- Work required -
Select every line below containing the word "created".

- Record extracts -

— start —

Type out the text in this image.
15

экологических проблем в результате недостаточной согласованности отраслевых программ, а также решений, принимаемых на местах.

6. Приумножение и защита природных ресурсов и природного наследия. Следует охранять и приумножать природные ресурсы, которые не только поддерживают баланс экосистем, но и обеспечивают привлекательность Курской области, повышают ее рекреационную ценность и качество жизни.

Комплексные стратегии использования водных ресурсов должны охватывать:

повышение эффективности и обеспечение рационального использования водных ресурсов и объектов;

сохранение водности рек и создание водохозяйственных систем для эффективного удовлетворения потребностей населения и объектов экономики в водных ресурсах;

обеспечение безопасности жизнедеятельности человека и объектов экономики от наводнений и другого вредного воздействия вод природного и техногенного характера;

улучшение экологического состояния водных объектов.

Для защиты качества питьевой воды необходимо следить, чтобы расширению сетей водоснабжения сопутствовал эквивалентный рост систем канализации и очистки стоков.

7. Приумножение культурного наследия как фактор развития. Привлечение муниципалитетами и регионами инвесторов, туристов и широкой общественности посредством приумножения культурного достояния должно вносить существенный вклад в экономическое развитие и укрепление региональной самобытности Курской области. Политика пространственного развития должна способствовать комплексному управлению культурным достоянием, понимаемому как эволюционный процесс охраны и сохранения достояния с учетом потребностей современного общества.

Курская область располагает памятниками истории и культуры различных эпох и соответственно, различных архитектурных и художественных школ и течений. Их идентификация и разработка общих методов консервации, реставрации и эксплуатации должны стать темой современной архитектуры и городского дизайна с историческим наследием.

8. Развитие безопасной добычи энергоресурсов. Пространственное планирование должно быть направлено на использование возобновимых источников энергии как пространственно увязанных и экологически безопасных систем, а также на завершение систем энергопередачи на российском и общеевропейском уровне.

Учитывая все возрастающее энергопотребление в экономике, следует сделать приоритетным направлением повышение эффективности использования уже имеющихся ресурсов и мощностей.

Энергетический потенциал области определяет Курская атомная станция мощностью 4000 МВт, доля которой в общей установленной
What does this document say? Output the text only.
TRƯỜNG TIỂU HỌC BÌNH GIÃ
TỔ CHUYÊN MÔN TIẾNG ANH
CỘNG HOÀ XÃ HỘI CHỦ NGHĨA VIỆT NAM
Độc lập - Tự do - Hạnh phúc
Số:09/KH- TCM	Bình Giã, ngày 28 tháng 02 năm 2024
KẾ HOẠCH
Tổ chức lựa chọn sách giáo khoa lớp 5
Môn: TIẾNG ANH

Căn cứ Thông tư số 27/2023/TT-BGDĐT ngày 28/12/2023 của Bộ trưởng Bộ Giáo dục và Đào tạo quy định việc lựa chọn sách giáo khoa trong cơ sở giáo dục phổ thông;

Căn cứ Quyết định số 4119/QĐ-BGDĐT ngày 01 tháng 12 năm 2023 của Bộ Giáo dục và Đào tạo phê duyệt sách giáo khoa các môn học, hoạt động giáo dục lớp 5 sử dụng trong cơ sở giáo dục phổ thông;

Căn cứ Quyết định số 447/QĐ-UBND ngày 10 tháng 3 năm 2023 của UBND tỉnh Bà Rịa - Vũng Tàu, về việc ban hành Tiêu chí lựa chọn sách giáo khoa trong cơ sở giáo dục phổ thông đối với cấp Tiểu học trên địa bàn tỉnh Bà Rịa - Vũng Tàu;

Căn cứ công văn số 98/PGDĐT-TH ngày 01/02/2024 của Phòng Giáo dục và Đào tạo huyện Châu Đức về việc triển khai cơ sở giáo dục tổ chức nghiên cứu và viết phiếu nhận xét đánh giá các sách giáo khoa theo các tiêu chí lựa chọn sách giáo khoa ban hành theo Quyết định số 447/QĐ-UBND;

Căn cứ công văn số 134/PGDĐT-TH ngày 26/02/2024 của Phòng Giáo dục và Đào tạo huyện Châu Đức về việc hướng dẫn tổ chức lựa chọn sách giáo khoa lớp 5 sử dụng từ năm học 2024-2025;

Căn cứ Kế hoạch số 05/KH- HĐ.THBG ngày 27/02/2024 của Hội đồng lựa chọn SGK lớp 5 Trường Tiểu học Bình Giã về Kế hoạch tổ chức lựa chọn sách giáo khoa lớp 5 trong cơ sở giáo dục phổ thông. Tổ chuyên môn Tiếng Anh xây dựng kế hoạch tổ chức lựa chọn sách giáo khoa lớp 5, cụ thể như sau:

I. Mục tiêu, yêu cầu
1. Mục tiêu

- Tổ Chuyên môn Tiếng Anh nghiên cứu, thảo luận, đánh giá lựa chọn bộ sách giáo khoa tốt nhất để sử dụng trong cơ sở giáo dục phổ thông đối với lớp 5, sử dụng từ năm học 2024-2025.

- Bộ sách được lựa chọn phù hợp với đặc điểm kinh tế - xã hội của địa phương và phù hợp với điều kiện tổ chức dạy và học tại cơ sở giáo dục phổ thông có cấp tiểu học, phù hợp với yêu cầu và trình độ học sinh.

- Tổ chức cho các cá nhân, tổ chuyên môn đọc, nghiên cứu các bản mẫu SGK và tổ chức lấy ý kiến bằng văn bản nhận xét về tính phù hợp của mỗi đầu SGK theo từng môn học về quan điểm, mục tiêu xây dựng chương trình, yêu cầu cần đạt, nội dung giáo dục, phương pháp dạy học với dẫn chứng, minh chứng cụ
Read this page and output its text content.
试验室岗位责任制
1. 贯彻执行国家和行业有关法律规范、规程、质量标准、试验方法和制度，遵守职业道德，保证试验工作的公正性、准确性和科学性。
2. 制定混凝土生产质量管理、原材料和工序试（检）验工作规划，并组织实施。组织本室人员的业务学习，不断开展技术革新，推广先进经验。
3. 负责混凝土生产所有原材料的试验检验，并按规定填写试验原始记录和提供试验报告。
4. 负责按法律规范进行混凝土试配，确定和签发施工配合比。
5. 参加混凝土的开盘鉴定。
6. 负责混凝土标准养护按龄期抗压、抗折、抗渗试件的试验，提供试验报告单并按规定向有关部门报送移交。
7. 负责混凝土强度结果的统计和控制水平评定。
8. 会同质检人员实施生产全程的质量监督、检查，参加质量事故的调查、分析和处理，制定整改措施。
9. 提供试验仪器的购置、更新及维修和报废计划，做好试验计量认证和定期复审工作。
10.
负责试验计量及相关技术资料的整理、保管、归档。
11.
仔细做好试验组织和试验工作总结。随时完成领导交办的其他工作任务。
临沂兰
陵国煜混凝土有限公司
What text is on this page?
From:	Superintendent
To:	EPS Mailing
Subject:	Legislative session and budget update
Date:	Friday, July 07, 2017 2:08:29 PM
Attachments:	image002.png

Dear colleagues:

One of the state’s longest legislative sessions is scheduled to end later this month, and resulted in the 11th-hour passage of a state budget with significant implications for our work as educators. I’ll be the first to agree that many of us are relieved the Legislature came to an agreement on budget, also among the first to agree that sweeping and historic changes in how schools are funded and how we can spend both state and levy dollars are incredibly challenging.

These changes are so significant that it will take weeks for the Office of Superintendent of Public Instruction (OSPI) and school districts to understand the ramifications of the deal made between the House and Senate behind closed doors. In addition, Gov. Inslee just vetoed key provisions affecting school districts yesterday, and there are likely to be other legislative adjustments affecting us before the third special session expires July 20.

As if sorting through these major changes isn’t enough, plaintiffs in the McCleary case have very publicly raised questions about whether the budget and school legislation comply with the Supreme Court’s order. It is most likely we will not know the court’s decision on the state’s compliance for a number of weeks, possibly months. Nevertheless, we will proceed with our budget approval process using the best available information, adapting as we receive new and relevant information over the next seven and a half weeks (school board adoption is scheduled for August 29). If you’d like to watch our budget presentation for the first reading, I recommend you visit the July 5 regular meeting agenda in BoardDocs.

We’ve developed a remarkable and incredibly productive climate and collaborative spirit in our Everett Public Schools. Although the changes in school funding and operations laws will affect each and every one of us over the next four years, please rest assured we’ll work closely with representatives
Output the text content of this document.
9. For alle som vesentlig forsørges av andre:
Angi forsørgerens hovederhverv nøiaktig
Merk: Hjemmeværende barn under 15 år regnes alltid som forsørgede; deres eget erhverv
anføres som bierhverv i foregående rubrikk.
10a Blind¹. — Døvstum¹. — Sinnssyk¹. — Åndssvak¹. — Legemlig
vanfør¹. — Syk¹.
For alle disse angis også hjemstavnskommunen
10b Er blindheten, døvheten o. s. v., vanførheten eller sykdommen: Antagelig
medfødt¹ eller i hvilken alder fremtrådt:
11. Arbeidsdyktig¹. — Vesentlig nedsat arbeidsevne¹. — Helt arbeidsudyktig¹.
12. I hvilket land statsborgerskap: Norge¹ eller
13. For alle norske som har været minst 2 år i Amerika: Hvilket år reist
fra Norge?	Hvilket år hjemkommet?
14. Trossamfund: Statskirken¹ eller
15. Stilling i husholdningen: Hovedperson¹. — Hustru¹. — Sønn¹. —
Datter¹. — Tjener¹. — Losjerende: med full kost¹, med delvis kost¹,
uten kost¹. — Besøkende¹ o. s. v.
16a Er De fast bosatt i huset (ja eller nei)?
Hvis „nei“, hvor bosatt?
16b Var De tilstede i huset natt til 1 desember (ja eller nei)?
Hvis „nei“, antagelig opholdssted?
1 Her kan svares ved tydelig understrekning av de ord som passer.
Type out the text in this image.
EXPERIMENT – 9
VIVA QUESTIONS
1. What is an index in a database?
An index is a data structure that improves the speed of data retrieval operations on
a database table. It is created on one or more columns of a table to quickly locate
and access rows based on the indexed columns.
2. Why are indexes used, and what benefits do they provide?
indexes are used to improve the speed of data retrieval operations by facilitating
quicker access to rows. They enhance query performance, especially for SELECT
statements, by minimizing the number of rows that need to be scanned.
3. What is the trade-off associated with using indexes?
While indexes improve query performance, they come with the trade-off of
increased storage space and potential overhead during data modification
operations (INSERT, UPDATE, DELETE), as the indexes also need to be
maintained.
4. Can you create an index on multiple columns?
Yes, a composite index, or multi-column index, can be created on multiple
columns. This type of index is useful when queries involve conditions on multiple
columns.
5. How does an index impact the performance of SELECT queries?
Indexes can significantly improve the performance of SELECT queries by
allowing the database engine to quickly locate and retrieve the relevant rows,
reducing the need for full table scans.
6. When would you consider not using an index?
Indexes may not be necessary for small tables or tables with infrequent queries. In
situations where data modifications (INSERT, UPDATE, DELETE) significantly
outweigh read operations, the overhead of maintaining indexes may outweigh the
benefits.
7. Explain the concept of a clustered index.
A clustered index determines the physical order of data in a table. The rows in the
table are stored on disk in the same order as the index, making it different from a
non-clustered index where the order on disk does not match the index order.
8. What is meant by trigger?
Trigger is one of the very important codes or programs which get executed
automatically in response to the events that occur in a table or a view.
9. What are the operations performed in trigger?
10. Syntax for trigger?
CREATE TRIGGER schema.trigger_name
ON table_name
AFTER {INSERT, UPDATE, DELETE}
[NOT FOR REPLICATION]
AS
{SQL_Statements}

— end —

- Solved problem -
a database table. It is created on one or more columns of a table to quickly locate
Yes, a composite index, or multi-column index, can be created on multiple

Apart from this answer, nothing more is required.